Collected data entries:
↓

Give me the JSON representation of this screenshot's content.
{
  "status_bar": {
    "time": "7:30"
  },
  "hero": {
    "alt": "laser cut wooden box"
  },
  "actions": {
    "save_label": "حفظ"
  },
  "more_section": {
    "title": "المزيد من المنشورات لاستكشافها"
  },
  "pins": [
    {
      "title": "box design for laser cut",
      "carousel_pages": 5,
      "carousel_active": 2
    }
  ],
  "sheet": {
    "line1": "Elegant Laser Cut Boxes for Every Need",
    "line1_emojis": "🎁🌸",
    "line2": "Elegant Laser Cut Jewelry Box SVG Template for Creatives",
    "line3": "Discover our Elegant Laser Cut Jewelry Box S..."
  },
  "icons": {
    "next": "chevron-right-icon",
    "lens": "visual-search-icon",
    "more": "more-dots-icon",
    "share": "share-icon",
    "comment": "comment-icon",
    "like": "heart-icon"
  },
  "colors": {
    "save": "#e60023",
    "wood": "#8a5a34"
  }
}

↑
↓

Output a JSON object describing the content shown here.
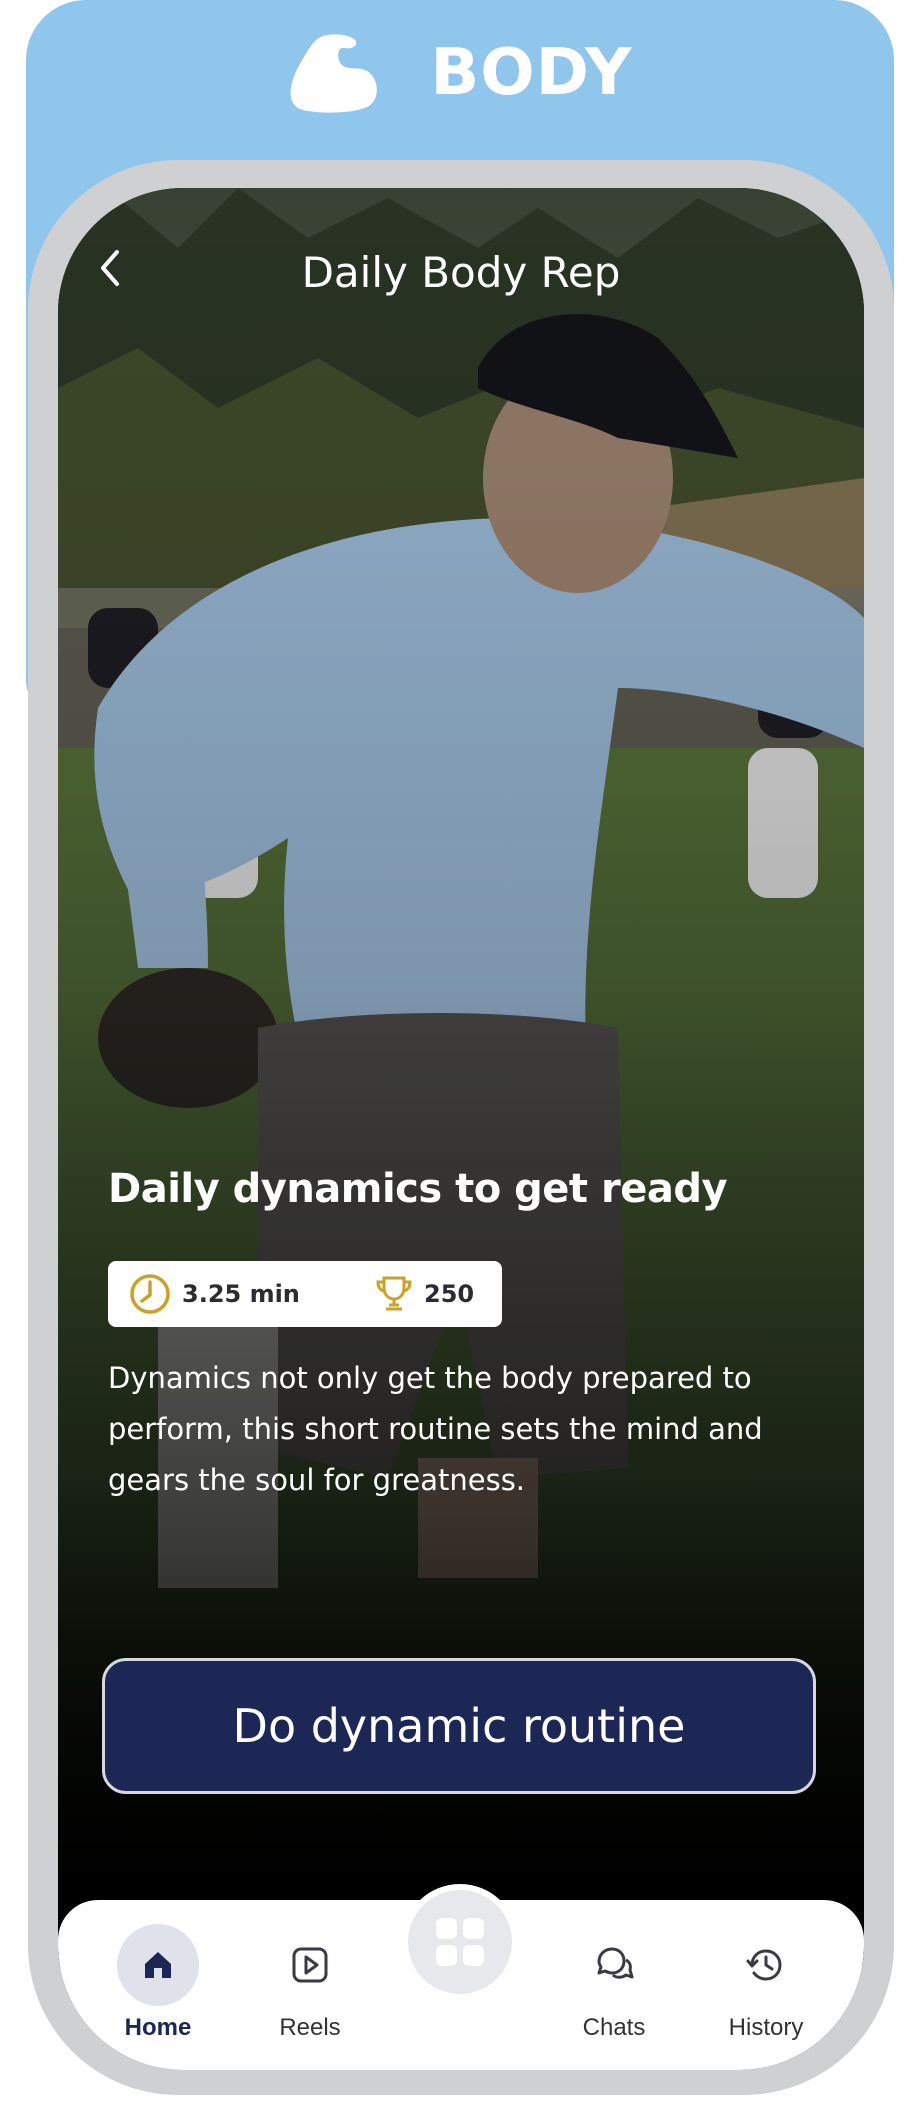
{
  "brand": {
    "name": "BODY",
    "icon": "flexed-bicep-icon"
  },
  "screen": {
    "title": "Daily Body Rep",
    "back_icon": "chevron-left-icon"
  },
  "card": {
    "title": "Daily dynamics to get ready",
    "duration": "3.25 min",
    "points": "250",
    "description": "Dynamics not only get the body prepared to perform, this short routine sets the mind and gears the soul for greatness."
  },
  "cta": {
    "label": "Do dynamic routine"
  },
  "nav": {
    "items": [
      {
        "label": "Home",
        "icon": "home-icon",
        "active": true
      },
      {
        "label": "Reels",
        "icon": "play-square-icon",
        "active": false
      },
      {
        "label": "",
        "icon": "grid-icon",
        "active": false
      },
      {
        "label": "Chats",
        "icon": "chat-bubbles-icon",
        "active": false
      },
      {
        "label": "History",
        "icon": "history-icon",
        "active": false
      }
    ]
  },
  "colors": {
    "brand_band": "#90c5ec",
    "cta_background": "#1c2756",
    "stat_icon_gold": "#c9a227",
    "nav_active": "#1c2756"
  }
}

↑
↓

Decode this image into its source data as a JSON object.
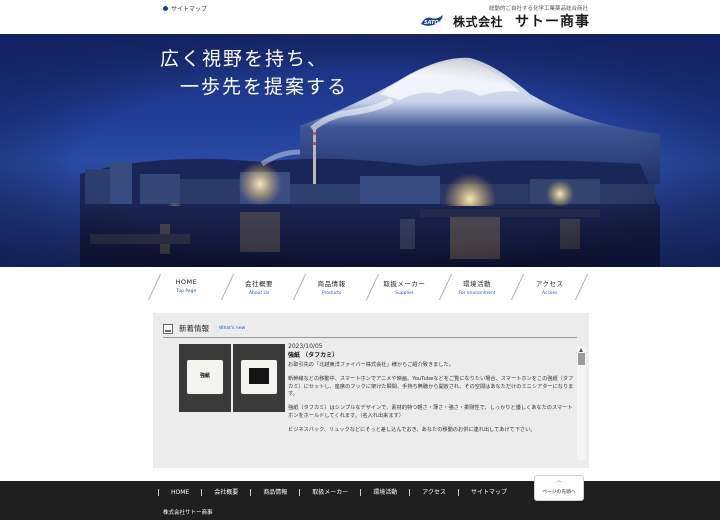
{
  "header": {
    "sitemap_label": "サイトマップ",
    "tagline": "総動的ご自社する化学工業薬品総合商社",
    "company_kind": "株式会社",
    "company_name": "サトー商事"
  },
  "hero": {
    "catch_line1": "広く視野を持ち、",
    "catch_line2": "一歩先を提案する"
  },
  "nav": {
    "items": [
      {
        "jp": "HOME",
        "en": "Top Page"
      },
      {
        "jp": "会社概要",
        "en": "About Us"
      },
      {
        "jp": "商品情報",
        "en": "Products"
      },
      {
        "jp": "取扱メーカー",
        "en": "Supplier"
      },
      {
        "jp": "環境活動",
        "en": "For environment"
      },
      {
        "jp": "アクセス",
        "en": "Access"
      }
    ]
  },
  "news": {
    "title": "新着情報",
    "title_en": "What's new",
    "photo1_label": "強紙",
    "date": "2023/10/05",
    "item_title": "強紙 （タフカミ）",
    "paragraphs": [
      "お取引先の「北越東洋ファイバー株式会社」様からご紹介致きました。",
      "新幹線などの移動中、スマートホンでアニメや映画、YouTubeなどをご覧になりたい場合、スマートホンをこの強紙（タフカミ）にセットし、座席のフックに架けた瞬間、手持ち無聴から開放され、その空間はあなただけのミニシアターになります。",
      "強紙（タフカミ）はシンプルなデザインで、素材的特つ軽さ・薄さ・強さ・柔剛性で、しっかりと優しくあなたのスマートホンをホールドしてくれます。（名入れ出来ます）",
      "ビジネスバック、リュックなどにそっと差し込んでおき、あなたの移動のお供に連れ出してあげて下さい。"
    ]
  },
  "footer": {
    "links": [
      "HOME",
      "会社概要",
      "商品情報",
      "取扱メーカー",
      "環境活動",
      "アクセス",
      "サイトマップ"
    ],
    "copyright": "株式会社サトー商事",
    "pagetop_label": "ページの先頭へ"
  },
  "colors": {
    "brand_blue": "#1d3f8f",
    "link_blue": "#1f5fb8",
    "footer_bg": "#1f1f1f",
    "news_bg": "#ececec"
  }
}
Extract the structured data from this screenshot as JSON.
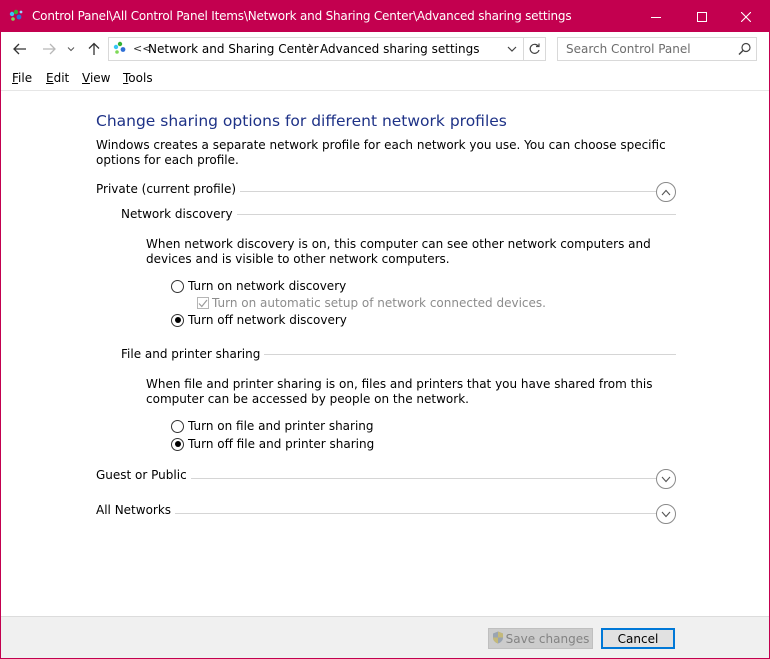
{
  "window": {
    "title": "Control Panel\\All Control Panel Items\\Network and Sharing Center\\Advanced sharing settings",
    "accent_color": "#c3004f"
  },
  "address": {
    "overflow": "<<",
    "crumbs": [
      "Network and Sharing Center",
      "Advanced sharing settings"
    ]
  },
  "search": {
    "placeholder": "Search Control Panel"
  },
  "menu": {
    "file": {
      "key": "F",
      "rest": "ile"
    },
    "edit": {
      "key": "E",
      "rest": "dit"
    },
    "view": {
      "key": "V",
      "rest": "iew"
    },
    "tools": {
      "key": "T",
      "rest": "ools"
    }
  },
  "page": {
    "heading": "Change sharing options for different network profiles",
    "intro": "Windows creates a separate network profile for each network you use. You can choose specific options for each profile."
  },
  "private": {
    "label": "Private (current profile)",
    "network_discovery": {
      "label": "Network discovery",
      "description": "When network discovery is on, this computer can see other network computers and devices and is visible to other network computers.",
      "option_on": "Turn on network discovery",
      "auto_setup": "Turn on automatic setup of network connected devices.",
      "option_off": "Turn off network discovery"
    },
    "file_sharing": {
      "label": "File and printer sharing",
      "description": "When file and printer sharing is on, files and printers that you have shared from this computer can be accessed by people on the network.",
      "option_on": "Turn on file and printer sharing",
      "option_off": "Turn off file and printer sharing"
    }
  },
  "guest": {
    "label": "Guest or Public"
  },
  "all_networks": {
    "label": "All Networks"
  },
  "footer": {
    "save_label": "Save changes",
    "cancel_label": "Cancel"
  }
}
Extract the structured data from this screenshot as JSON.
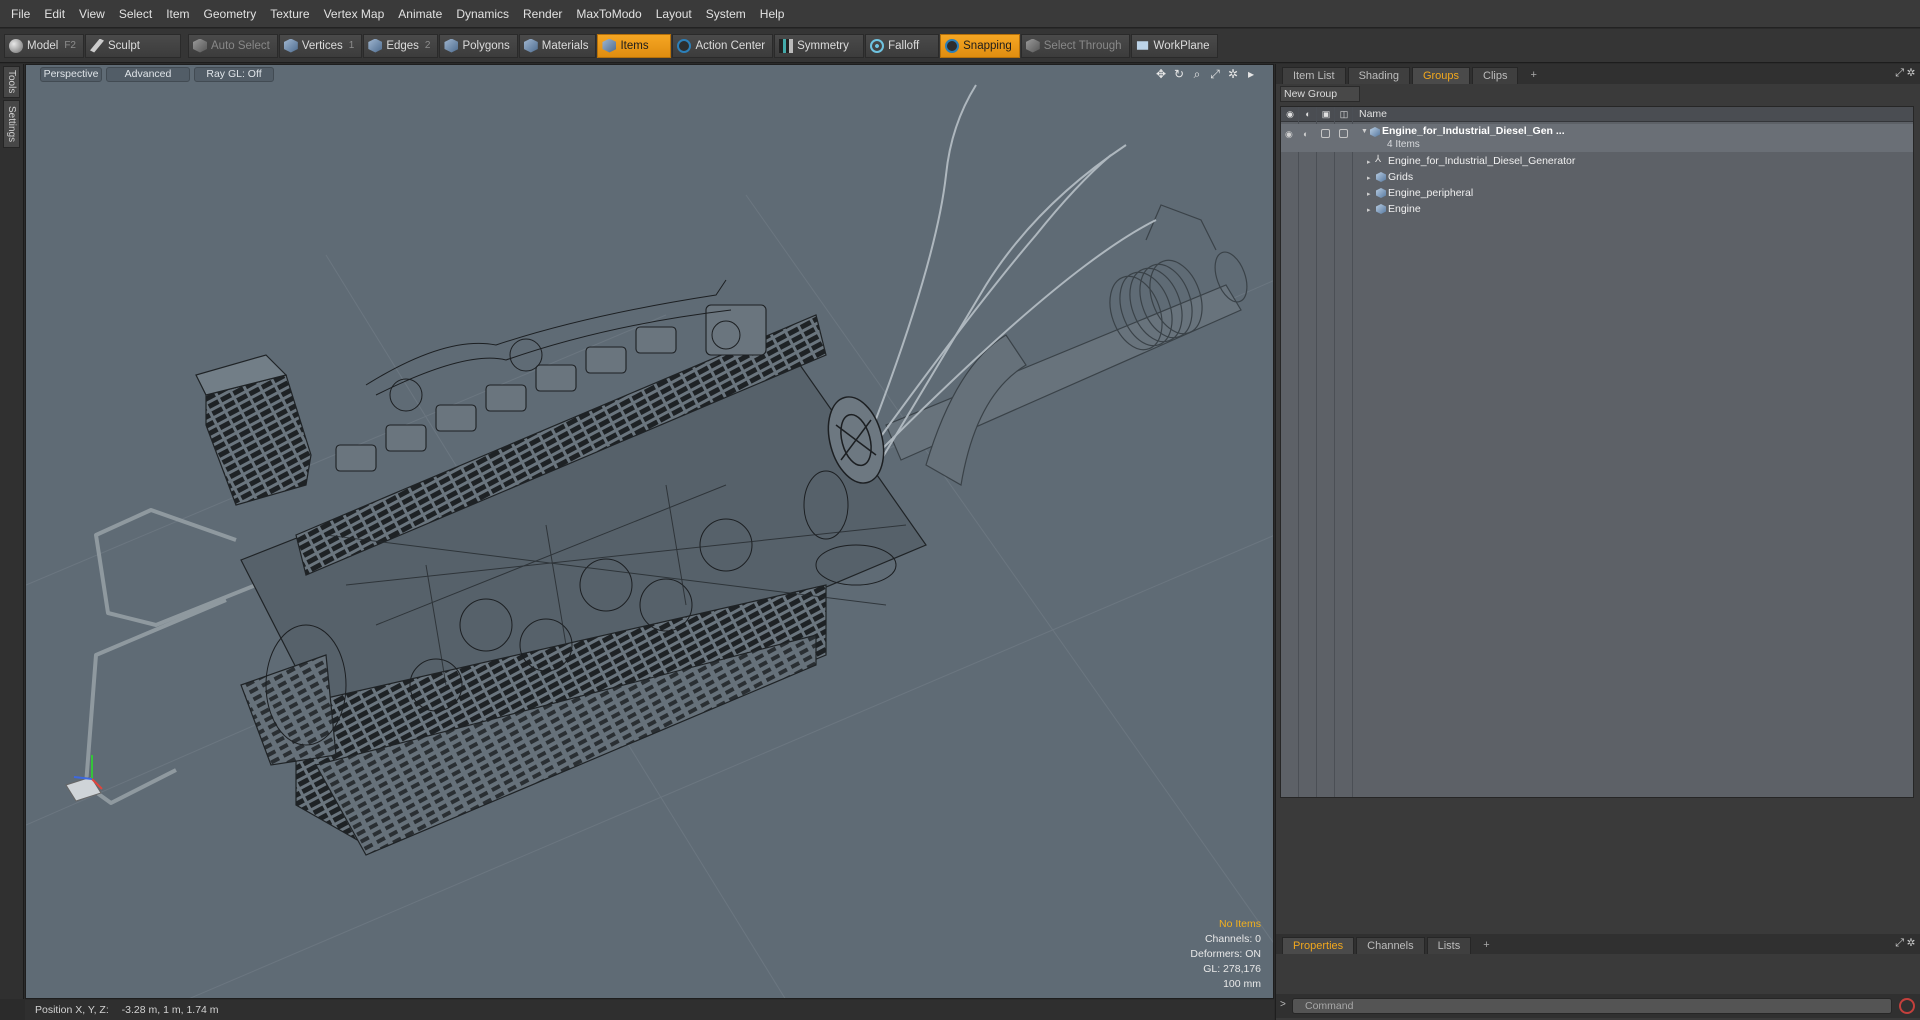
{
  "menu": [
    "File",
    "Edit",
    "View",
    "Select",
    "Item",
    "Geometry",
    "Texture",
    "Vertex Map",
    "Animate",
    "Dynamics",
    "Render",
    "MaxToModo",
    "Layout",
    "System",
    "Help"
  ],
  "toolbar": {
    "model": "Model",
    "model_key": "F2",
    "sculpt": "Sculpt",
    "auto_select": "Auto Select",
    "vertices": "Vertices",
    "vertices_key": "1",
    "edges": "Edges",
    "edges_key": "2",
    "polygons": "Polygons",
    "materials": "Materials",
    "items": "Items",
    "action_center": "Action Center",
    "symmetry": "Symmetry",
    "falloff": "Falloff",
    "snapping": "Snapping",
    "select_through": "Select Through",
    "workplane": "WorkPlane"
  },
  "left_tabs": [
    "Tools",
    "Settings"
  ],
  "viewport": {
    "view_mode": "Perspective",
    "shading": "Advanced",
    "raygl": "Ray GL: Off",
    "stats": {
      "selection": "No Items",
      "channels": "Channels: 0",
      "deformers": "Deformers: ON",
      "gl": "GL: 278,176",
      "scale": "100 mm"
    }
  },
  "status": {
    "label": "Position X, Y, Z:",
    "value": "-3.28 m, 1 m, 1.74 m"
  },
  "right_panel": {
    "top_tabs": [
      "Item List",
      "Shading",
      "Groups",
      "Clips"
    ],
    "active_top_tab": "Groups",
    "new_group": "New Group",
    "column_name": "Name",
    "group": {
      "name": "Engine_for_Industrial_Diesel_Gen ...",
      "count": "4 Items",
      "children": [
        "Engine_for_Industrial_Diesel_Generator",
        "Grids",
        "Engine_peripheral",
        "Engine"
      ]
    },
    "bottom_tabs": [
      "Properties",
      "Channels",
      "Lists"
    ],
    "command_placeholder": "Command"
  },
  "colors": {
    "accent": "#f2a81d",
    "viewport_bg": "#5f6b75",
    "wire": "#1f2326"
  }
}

↑

* WORK INSTRUCTIONS: Search the data for the string "routine" and copy each line where it appears.

* RESULT OF THE TASK:
    "description": "Dynamics not only get the body prepared to perform, this short routine sets the mind and gears the soul for greatness."
    "label": "Do dynamic routine"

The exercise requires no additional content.